§ EXERCISE
Every line below that holds the string "Full" should be copied out.

§ INFORMATION SHOWN
^^^^^^^^

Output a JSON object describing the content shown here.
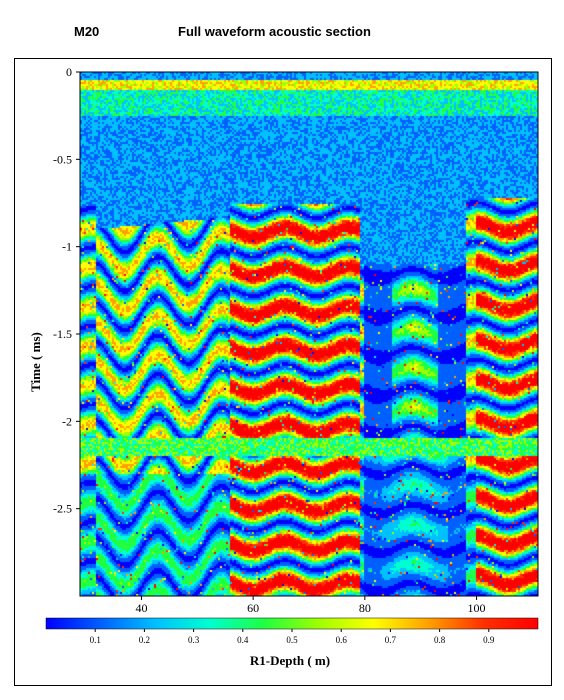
{
  "header": {
    "id": "M20",
    "title": "Full waveform acoustic section"
  },
  "chart_data": {
    "type": "heatmap",
    "title": "Full waveform acoustic section",
    "xlabel": "R1-Depth ( m)",
    "ylabel": "Time ( ms)",
    "xlim": [
      29,
      111
    ],
    "ylim": [
      -3.0,
      0
    ],
    "x_ticks": [
      40,
      60,
      80,
      100
    ],
    "y_ticks": [
      0,
      -0.5,
      -1,
      -1.5,
      -2,
      -2.5
    ],
    "colorbar": {
      "ticks": [
        0.1,
        0.2,
        0.3,
        0.4,
        0.5,
        0.6,
        0.7,
        0.8,
        0.9
      ],
      "range": [
        0,
        1
      ],
      "colors": [
        "#0000ff",
        "#0060ff",
        "#00c0ff",
        "#00ffd0",
        "#20ff40",
        "#a0ff00",
        "#ffff00",
        "#ffa000",
        "#ff3000",
        "#ff0000"
      ]
    },
    "grid": false,
    "legend": "colorbar-bottom"
  }
}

^^^^^^^^

§ EXERCISE OUTPUT
    "title": "Full waveform acoustic section"
    "title": "Full waveform acoustic section",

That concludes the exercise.